INSTRUCTIONS TO FOLLOW –
Could you copy out the lines in the items below, starting with the line that contains "Output each element and its [x0,y0,x1,y1]" and going on through the line that contains "note-cell: 中国再度大暴落 原油価格下げ止まら", while leaving the pictures out?
** start of PROVIDED DATA **
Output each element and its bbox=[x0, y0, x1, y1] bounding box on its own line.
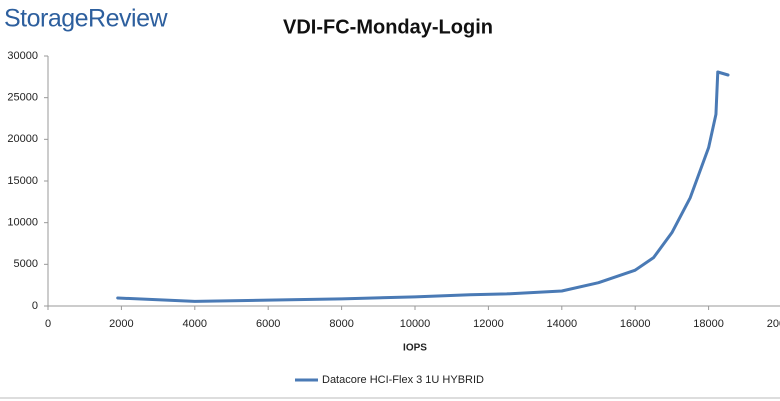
** end of PROVIDED DATA **
** start of PROVIDED DATA **
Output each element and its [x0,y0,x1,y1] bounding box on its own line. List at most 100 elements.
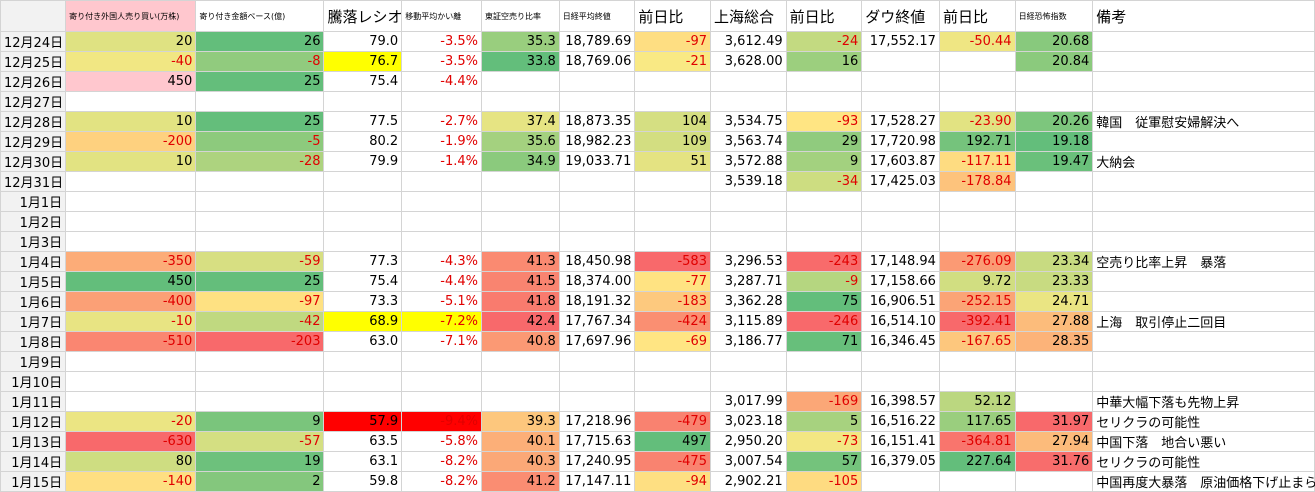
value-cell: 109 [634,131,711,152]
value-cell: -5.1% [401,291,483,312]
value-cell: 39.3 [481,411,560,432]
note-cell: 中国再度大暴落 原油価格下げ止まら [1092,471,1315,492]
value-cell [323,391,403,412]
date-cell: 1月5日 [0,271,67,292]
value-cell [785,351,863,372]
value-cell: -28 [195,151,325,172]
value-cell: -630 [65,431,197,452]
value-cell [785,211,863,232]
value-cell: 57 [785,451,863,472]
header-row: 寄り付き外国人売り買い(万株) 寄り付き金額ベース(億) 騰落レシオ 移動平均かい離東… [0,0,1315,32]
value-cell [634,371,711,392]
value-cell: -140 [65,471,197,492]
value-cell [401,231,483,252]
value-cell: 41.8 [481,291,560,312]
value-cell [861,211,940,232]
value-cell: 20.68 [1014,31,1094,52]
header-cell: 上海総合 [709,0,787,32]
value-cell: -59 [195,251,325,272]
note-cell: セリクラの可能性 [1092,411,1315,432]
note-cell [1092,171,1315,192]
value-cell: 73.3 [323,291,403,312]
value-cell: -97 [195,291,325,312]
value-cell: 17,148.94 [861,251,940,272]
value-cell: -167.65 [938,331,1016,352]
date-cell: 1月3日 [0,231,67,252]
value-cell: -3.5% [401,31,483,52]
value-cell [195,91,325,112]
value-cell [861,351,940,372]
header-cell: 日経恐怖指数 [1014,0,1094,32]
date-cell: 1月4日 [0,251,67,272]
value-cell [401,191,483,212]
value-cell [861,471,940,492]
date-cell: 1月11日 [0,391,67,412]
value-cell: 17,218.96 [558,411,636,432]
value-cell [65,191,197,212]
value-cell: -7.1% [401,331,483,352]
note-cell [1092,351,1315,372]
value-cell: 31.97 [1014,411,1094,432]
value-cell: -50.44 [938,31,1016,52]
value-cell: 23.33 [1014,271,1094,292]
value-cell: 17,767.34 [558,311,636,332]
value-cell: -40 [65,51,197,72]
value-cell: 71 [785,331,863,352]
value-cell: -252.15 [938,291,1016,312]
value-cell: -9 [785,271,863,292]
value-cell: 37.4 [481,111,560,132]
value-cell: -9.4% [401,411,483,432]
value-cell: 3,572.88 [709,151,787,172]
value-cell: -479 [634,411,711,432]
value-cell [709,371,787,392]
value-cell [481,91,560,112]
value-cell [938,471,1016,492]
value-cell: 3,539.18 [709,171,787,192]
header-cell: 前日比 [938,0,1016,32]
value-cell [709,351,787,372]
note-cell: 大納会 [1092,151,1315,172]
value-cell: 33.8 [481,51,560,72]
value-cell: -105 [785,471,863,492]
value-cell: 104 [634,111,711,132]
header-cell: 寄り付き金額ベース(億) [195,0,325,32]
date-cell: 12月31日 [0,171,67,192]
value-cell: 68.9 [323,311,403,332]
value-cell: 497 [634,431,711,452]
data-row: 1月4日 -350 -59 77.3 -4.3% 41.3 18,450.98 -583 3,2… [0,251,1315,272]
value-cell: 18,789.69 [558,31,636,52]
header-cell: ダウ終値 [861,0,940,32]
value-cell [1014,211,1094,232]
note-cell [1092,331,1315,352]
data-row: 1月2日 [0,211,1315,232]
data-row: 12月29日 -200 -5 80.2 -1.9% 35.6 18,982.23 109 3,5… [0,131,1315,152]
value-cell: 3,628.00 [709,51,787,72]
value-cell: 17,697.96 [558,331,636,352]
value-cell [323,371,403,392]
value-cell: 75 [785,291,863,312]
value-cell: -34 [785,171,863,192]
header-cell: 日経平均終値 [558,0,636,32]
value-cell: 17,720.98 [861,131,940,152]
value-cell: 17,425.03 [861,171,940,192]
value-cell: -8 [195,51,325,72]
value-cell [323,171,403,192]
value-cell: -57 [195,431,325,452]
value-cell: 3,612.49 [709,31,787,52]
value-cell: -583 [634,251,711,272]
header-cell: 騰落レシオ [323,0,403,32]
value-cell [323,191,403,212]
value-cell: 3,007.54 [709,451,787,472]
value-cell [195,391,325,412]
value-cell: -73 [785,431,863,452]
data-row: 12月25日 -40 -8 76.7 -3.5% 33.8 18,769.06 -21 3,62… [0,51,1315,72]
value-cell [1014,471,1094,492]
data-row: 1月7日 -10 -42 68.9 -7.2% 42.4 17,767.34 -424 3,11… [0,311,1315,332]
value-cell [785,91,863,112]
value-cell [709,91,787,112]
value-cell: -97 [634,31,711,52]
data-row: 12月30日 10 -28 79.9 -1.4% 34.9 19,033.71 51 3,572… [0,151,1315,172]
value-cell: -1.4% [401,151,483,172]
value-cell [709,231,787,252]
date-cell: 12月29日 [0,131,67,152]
** end of PROVIDED DATA **
EXERCISE ANSWER –
Output each element and its [x0,y0,x1,y1] bounding box on its own line. List at most 100 elements.
value-cell: 109 [634,131,711,152]
value-cell: -5.1% [401,291,483,312]
value-cell: 39.3 [481,411,560,432]
note-cell: 中国再度大暴落 原油価格下げ止まら [1092,471,1315,492]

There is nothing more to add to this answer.